> _WRITTEN EXERCISE_:
In the entries below, identify every line with the string "Restrict" and copy it.

Collected data entries
┄┄┄┄┄┄┄┄┄┄
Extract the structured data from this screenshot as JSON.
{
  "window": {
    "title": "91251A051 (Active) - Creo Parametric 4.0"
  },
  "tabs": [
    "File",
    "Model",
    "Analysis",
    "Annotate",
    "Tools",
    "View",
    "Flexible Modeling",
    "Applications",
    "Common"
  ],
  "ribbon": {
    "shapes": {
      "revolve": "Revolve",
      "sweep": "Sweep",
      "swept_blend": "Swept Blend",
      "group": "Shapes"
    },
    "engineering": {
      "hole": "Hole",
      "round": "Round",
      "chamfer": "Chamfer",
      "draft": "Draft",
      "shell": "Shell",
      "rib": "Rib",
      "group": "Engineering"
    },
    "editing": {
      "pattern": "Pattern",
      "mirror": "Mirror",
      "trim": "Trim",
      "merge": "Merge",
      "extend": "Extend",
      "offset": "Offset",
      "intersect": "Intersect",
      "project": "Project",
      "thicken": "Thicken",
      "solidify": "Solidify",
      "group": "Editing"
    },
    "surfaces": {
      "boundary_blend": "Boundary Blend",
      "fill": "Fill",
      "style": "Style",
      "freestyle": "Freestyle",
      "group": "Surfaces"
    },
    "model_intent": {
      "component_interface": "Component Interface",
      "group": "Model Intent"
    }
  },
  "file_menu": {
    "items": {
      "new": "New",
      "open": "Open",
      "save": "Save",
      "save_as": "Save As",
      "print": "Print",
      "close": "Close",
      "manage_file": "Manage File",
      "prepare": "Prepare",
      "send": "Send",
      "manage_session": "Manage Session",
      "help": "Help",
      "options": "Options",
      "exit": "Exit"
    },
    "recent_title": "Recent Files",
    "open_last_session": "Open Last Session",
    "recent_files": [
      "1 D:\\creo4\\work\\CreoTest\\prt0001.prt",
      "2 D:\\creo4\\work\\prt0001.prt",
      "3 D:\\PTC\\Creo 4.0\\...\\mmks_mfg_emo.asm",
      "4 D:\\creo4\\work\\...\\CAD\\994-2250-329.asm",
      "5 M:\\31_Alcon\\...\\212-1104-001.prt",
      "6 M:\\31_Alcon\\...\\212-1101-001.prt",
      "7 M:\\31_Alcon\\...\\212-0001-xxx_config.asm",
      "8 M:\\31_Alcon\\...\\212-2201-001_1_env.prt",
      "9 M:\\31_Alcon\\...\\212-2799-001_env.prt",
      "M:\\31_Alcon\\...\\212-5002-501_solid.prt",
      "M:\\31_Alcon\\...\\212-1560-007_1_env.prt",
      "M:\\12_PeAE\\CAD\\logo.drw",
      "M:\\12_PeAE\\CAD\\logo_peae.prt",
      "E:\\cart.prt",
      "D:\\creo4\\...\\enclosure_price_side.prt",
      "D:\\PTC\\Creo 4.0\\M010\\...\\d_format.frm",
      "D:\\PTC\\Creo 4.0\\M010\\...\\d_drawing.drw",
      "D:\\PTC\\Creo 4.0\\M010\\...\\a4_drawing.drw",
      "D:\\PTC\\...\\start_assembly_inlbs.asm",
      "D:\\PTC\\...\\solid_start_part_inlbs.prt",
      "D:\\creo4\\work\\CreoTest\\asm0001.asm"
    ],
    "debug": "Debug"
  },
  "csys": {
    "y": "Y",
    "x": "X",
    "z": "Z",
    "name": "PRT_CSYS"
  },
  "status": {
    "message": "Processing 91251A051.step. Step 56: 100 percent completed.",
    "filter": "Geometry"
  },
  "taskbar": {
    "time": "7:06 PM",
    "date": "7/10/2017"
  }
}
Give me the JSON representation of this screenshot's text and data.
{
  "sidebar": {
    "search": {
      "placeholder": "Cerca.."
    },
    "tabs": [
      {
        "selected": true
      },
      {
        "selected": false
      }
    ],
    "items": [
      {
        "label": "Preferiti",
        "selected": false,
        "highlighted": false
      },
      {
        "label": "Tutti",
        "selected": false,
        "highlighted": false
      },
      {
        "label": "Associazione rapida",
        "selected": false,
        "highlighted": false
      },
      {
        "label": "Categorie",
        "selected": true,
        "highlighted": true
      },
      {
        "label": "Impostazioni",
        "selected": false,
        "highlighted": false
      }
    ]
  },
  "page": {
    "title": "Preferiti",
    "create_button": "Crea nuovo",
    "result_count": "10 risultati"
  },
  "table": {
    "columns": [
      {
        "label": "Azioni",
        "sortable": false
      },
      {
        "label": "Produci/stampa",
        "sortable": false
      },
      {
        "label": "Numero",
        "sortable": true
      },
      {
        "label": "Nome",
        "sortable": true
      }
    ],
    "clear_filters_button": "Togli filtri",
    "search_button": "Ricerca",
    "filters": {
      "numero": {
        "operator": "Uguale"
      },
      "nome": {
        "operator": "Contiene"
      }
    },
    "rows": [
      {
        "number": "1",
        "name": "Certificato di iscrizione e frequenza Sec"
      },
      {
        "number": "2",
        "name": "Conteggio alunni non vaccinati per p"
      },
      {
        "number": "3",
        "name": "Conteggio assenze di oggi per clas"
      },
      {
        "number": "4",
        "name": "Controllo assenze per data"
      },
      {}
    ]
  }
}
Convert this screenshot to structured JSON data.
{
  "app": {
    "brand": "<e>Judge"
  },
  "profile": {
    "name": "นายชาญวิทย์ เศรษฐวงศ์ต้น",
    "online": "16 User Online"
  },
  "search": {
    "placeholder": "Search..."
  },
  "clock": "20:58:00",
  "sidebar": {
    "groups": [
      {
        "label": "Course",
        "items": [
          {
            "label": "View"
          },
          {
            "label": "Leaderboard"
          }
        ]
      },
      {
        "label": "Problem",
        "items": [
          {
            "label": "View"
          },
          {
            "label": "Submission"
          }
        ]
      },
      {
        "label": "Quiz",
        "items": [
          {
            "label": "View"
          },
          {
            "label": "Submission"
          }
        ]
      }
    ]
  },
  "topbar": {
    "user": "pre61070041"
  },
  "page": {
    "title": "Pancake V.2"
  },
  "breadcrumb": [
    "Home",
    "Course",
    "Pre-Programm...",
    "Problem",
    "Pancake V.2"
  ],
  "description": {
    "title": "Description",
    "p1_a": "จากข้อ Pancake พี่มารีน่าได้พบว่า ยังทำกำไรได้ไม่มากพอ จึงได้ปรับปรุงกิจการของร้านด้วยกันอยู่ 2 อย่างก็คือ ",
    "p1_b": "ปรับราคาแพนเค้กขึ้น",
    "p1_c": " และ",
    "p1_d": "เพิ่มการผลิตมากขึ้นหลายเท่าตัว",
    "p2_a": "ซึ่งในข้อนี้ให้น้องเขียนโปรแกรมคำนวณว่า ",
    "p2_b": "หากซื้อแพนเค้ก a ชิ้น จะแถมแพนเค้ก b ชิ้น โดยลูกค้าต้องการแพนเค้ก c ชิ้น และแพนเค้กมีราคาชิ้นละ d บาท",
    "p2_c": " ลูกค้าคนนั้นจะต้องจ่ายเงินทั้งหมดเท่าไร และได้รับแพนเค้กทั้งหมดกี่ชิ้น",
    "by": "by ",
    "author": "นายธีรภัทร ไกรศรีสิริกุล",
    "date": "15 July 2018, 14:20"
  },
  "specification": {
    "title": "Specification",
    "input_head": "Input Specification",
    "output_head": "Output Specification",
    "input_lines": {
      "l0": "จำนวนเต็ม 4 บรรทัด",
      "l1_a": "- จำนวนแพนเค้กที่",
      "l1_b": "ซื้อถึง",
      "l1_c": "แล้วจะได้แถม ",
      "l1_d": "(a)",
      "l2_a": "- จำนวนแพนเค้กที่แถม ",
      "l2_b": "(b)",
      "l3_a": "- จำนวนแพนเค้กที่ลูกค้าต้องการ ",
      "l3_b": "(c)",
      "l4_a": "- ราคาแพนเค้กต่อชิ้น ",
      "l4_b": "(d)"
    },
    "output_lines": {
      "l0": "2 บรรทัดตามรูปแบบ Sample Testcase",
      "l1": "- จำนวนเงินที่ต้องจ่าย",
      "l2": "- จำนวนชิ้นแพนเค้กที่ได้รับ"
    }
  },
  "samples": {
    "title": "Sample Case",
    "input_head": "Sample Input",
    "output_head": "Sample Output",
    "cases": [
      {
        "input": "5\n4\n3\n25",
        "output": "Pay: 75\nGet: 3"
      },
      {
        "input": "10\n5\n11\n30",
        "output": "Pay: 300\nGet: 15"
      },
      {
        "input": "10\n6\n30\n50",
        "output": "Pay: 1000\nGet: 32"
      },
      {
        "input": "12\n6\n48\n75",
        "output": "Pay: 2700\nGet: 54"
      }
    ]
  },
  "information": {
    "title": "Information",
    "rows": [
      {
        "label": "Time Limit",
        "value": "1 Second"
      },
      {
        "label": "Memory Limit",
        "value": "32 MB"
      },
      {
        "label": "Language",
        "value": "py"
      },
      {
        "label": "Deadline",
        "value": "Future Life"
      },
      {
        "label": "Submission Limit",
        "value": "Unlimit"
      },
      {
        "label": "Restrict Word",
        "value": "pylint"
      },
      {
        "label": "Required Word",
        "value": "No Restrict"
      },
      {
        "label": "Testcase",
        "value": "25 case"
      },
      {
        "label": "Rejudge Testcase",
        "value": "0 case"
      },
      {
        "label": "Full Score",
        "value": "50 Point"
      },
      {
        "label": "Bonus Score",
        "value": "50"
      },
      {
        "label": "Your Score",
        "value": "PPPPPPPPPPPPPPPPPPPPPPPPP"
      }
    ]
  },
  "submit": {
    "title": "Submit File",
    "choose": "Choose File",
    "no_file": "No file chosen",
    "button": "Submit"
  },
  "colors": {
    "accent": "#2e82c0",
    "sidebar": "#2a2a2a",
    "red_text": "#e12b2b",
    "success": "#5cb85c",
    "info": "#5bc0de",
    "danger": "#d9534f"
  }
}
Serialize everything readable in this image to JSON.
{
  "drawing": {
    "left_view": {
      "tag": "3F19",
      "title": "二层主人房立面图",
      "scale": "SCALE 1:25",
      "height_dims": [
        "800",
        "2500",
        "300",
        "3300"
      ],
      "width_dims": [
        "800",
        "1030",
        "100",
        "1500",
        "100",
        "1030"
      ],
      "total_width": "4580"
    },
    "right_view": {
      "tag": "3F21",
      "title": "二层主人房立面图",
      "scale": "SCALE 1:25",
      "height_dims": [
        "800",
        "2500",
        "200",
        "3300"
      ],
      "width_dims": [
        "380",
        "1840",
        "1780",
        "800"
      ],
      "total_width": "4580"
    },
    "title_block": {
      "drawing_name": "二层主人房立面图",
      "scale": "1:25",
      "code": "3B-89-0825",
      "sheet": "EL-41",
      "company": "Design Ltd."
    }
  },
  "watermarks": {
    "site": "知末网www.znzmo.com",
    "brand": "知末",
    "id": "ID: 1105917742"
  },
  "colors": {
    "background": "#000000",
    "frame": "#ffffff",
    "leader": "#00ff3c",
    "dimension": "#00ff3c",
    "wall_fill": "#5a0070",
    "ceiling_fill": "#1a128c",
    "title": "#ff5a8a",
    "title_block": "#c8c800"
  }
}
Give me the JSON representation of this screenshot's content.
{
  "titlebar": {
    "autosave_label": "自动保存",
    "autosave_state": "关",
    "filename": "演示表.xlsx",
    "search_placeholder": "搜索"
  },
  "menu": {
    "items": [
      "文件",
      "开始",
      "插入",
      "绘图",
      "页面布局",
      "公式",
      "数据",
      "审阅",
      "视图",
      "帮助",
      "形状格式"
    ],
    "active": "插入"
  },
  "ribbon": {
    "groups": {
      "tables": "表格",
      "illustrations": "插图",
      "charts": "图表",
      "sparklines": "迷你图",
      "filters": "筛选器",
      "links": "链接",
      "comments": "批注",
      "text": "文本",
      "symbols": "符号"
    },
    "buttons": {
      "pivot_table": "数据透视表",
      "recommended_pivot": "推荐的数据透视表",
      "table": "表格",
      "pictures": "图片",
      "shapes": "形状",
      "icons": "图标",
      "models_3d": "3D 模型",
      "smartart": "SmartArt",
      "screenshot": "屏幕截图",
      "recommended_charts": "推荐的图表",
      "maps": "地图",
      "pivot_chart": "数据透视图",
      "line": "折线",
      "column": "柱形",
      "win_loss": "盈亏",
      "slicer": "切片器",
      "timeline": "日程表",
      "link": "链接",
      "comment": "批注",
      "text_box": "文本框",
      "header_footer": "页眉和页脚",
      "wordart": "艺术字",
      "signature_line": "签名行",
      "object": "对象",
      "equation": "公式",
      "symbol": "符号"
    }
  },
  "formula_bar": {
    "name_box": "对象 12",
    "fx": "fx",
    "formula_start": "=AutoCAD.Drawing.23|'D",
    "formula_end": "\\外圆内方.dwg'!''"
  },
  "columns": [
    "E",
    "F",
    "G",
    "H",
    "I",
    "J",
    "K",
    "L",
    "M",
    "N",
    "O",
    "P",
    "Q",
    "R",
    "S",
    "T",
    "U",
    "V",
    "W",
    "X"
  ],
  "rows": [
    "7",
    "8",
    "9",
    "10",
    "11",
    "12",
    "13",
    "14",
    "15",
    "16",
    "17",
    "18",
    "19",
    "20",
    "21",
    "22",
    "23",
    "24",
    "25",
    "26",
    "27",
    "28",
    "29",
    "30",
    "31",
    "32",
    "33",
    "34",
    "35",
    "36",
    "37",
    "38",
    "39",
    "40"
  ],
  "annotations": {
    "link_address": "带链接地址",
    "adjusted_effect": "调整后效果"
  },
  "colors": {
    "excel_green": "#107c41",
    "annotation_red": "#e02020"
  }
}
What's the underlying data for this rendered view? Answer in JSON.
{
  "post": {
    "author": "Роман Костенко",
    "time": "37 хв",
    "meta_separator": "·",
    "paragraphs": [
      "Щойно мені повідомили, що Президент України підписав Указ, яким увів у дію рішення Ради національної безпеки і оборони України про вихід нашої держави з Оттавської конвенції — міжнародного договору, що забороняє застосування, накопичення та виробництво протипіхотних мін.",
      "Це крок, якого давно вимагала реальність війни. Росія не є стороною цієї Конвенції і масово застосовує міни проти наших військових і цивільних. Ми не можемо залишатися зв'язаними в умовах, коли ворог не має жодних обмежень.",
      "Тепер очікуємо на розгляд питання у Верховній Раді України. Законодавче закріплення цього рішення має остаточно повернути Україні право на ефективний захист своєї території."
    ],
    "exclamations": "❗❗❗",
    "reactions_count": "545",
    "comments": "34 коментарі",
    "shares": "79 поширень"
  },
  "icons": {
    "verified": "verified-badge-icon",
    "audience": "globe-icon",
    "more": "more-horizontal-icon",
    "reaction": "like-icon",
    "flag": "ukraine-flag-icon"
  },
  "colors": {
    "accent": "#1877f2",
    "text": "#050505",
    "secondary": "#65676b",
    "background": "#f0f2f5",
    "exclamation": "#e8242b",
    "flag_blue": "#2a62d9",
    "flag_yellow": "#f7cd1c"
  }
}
┄┄┄┄┄┄┄┄┄┄
> _FINAL RESULT_:
        "label": "Restrict Word",
        "value": "No Restrict"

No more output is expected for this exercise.